> [EXERCISE DESCRIPTION]
Repeat the data word for word. Do not include the pictures.

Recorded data
◇ ◇ ◇ ◇ ◇ ◇ ◇

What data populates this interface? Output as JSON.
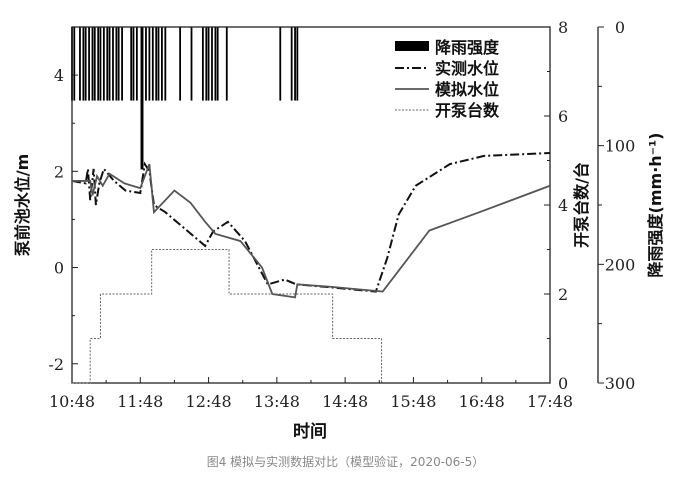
{
  "chart_data": {
    "type": "line",
    "caption": "图4 模拟与实测数据对比（模型验证，2020-06-5）",
    "xlabel": "时间",
    "ylabel_left": "泵前池水位/m",
    "ylabel_right": "开泵台数/台",
    "ylabel_rain": "降雨强度(mm·h⁻¹)",
    "x_ticks": [
      "10:48",
      "11:48",
      "12:48",
      "13:48",
      "14:48",
      "15:48",
      "16:48",
      "17:48"
    ],
    "xlim": [
      "10:48",
      "17:48"
    ],
    "ylim_left": [
      -2.4,
      5
    ],
    "y_ticks_left": [
      "-2",
      "0",
      "2",
      "4"
    ],
    "ylim_pump": [
      0,
      8
    ],
    "y_ticks_pump": [
      "0",
      "2",
      "4",
      "6",
      "8"
    ],
    "ylim_rain": [
      300,
      0
    ],
    "y_ticks_rain": [
      "0",
      "100",
      "200",
      "300"
    ],
    "grid": false,
    "legend_position": "top-right",
    "legend": [
      "降雨强度",
      "实测水位",
      "模拟水位",
      "开泵台数"
    ],
    "rainfall": {
      "name": "降雨强度",
      "unit": "mm·h⁻¹",
      "points": [
        [
          "10:48",
          62
        ],
        [
          "10:50",
          62
        ],
        [
          "10:55",
          62
        ],
        [
          "10:58",
          62
        ],
        [
          "11:00",
          62
        ],
        [
          "11:03",
          62
        ],
        [
          "11:06",
          62
        ],
        [
          "11:08",
          62
        ],
        [
          "11:11",
          62
        ],
        [
          "11:13",
          62
        ],
        [
          "11:16",
          62
        ],
        [
          "11:19",
          62
        ],
        [
          "11:21",
          62
        ],
        [
          "11:24",
          62
        ],
        [
          "11:27",
          62
        ],
        [
          "11:29",
          62
        ],
        [
          "11:32",
          62
        ],
        [
          "11:40",
          62
        ],
        [
          "11:42",
          62
        ],
        [
          "11:45",
          62
        ],
        [
          "11:49",
          120
        ],
        [
          "11:50",
          120
        ],
        [
          "11:53",
          62
        ],
        [
          "11:56",
          62
        ],
        [
          "11:59",
          62
        ],
        [
          "12:02",
          62
        ],
        [
          "12:04",
          62
        ],
        [
          "12:07",
          62
        ],
        [
          "12:10",
          62
        ],
        [
          "12:23",
          62
        ],
        [
          "12:33",
          62
        ],
        [
          "12:43",
          62
        ],
        [
          "12:46",
          62
        ],
        [
          "12:48",
          62
        ],
        [
          "12:51",
          62
        ],
        [
          "12:54",
          62
        ],
        [
          "12:56",
          62
        ],
        [
          "13:04",
          62
        ],
        [
          "13:51",
          62
        ],
        [
          "14:01",
          62
        ],
        [
          "14:04",
          62
        ],
        [
          "14:06",
          62
        ]
      ]
    },
    "series": [
      {
        "name": "实测水位",
        "style": "dash-dot",
        "points": [
          [
            "10:48",
            1.8
          ],
          [
            "11:00",
            1.75
          ],
          [
            "11:02",
            2.05
          ],
          [
            "11:04",
            1.4
          ],
          [
            "11:07",
            2.05
          ],
          [
            "11:09",
            1.3
          ],
          [
            "11:12",
            1.75
          ],
          [
            "11:16",
            2.05
          ],
          [
            "11:25",
            1.8
          ],
          [
            "11:35",
            1.6
          ],
          [
            "11:48",
            1.55
          ],
          [
            "11:52",
            2.15
          ],
          [
            "11:56",
            2.0
          ],
          [
            "12:00",
            1.3
          ],
          [
            "12:10",
            1.15
          ],
          [
            "12:20",
            0.95
          ],
          [
            "12:35",
            0.65
          ],
          [
            "12:45",
            0.45
          ],
          [
            "12:52",
            0.75
          ],
          [
            "13:05",
            0.95
          ],
          [
            "13:20",
            0.55
          ],
          [
            "13:40",
            -0.35
          ],
          [
            "13:55",
            -0.25
          ],
          [
            "14:05",
            -0.35
          ],
          [
            "14:30",
            -0.4
          ],
          [
            "15:15",
            -0.5
          ],
          [
            "15:25",
            0.2
          ],
          [
            "15:35",
            1.1
          ],
          [
            "15:50",
            1.7
          ],
          [
            "16:20",
            2.15
          ],
          [
            "16:50",
            2.32
          ],
          [
            "17:48",
            2.38
          ]
        ]
      },
      {
        "name": "模拟水位",
        "style": "solid",
        "points": [
          [
            "10:48",
            1.8
          ],
          [
            "11:04",
            1.8
          ],
          [
            "11:06",
            1.5
          ],
          [
            "11:10",
            1.9
          ],
          [
            "11:15",
            1.7
          ],
          [
            "11:21",
            1.95
          ],
          [
            "11:34",
            1.75
          ],
          [
            "11:48",
            1.65
          ],
          [
            "11:56",
            2.15
          ],
          [
            "12:00",
            1.15
          ],
          [
            "12:18",
            1.6
          ],
          [
            "12:32",
            1.35
          ],
          [
            "12:45",
            0.95
          ],
          [
            "12:54",
            0.7
          ],
          [
            "13:16",
            0.55
          ],
          [
            "13:35",
            0.0
          ],
          [
            "13:44",
            -0.55
          ],
          [
            "14:04",
            -0.62
          ],
          [
            "14:06",
            -0.35
          ],
          [
            "14:35",
            -0.4
          ],
          [
            "15:21",
            -0.5
          ],
          [
            "16:02",
            0.77
          ],
          [
            "16:46",
            1.15
          ],
          [
            "17:48",
            1.7
          ]
        ]
      },
      {
        "name": "开泵台数",
        "style": "dotted-step",
        "axis": "pump",
        "points": [
          [
            "10:48",
            0
          ],
          [
            "11:04",
            1
          ],
          [
            "11:13",
            2
          ],
          [
            "11:58",
            3
          ],
          [
            "13:06",
            2
          ],
          [
            "14:37",
            1
          ],
          [
            "15:20",
            0
          ]
        ]
      }
    ]
  },
  "colors": {
    "axis": "#222222",
    "series": "#111111",
    "simulated": "#555555",
    "caption": "#888888"
  }
}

◇ ◇ ◇ ◇ ◇ ◇ ◇

> [RESULT FOR THIS EXERCISE]
What data populates this interface? Output as JSON.
{
  "chart_data": {
    "type": "line",
    "caption": "图4 模拟与实测数据对比（模型验证，2020-06-5）",
    "xlabel": "时间",
    "ylabel_left": "泵前池水位/m",
    "ylabel_right": "开泵台数/台",
    "ylabel_rain": "降雨强度(mm·h⁻¹)",
    "x_ticks": [
      "10:48",
      "11:48",
      "12:48",
      "13:48",
      "14:48",
      "15:48",
      "16:48",
      "17:48"
    ],
    "xlim": [
      "10:48",
      "17:48"
    ],
    "ylim_left": [
      -2.4,
      5
    ],
    "y_ticks_left": [
      "-2",
      "0",
      "2",
      "4"
    ],
    "ylim_pump": [
      0,
      8
    ],
    "y_ticks_pump": [
      "0",
      "2",
      "4",
      "6",
      "8"
    ],
    "ylim_rain": [
      300,
      0
    ],
    "y_ticks_rain": [
      "0",
      "100",
      "200",
      "300"
    ],
    "grid": false,
    "legend_position": "top-right",
    "legend": [
      "降雨强度",
      "实测水位",
      "模拟水位",
      "开泵台数"
    ],
    "rainfall": {
      "name": "降雨强度",
      "unit": "mm·h⁻¹",
      "points": [
        [
          "10:48",
          62
        ],
        [
          "10:50",
          62
        ],
        [
          "10:55",
          62
        ],
        [
          "10:58",
          62
        ],
        [
          "11:00",
          62
        ],
        [
          "11:03",
          62
        ],
        [
          "11:06",
          62
        ],
        [
          "11:08",
          62
        ],
        [
          "11:11",
          62
        ],
        [
          "11:13",
          62
        ],
        [
          "11:16",
          62
        ],
        [
          "11:19",
          62
        ],
        [
          "11:21",
          62
        ],
        [
          "11:24",
          62
        ],
        [
          "11:27",
          62
        ],
        [
          "11:29",
          62
        ],
        [
          "11:32",
          62
        ],
        [
          "11:40",
          62
        ],
        [
          "11:42",
          62
        ],
        [
          "11:45",
          62
        ],
        [
          "11:49",
          120
        ],
        [
          "11:50",
          120
        ],
        [
          "11:53",
          62
        ],
        [
          "11:56",
          62
        ],
        [
          "11:59",
          62
        ],
        [
          "12:02",
          62
        ],
        [
          "12:04",
          62
        ],
        [
          "12:07",
          62
        ],
        [
          "12:10",
          62
        ],
        [
          "12:23",
          62
        ],
        [
          "12:33",
          62
        ],
        [
          "12:43",
          62
        ],
        [
          "12:46",
          62
        ],
        [
          "12:48",
          62
        ],
        [
          "12:51",
          62
        ],
        [
          "12:54",
          62
        ],
        [
          "12:56",
          62
        ],
        [
          "13:04",
          62
        ],
        [
          "13:51",
          62
        ],
        [
          "14:01",
          62
        ],
        [
          "14:04",
          62
        ],
        [
          "14:06",
          62
        ]
      ]
    },
    "series": [
      {
        "name": "实测水位",
        "style": "dash-dot",
        "points": [
          [
            "10:48",
            1.8
          ],
          [
            "11:00",
            1.75
          ],
          [
            "11:02",
            2.05
          ],
          [
            "11:04",
            1.4
          ],
          [
            "11:07",
            2.05
          ],
          [
            "11:09",
            1.3
          ],
          [
            "11:12",
            1.75
          ],
          [
            "11:16",
            2.05
          ],
          [
            "11:25",
            1.8
          ],
          [
            "11:35",
            1.6
          ],
          [
            "11:48",
            1.55
          ],
          [
            "11:52",
            2.15
          ],
          [
            "11:56",
            2.0
          ],
          [
            "12:00",
            1.3
          ],
          [
            "12:10",
            1.15
          ],
          [
            "12:20",
            0.95
          ],
          [
            "12:35",
            0.65
          ],
          [
            "12:45",
            0.45
          ],
          [
            "12:52",
            0.75
          ],
          [
            "13:05",
            0.95
          ],
          [
            "13:20",
            0.55
          ],
          [
            "13:40",
            -0.35
          ],
          [
            "13:55",
            -0.25
          ],
          [
            "14:05",
            -0.35
          ],
          [
            "14:30",
            -0.4
          ],
          [
            "15:15",
            -0.5
          ],
          [
            "15:25",
            0.2
          ],
          [
            "15:35",
            1.1
          ],
          [
            "15:50",
            1.7
          ],
          [
            "16:20",
            2.15
          ],
          [
            "16:50",
            2.32
          ],
          [
            "17:48",
            2.38
          ]
        ]
      },
      {
        "name": "模拟水位",
        "style": "solid",
        "points": [
          [
            "10:48",
            1.8
          ],
          [
            "11:04",
            1.8
          ],
          [
            "11:06",
            1.5
          ],
          [
            "11:10",
            1.9
          ],
          [
            "11:15",
            1.7
          ],
          [
            "11:21",
            1.95
          ],
          [
            "11:34",
            1.75
          ],
          [
            "11:48",
            1.65
          ],
          [
            "11:56",
            2.15
          ],
          [
            "12:00",
            1.15
          ],
          [
            "12:18",
            1.6
          ],
          [
            "12:32",
            1.35
          ],
          [
            "12:45",
            0.95
          ],
          [
            "12:54",
            0.7
          ],
          [
            "13:16",
            0.55
          ],
          [
            "13:35",
            0.0
          ],
          [
            "13:44",
            -0.55
          ],
          [
            "14:04",
            -0.62
          ],
          [
            "14:06",
            -0.35
          ],
          [
            "14:35",
            -0.4
          ],
          [
            "15:21",
            -0.5
          ],
          [
            "16:02",
            0.77
          ],
          [
            "16:46",
            1.15
          ],
          [
            "17:48",
            1.7
          ]
        ]
      },
      {
        "name": "开泵台数",
        "style": "dotted-step",
        "axis": "pump",
        "points": [
          [
            "10:48",
            0
          ],
          [
            "11:04",
            1
          ],
          [
            "11:13",
            2
          ],
          [
            "11:58",
            3
          ],
          [
            "13:06",
            2
          ],
          [
            "14:37",
            1
          ],
          [
            "15:20",
            0
          ]
        ]
      }
    ]
  },
  "colors": {
    "axis": "#222222",
    "series": "#111111",
    "simulated": "#555555",
    "caption": "#888888"
  }
}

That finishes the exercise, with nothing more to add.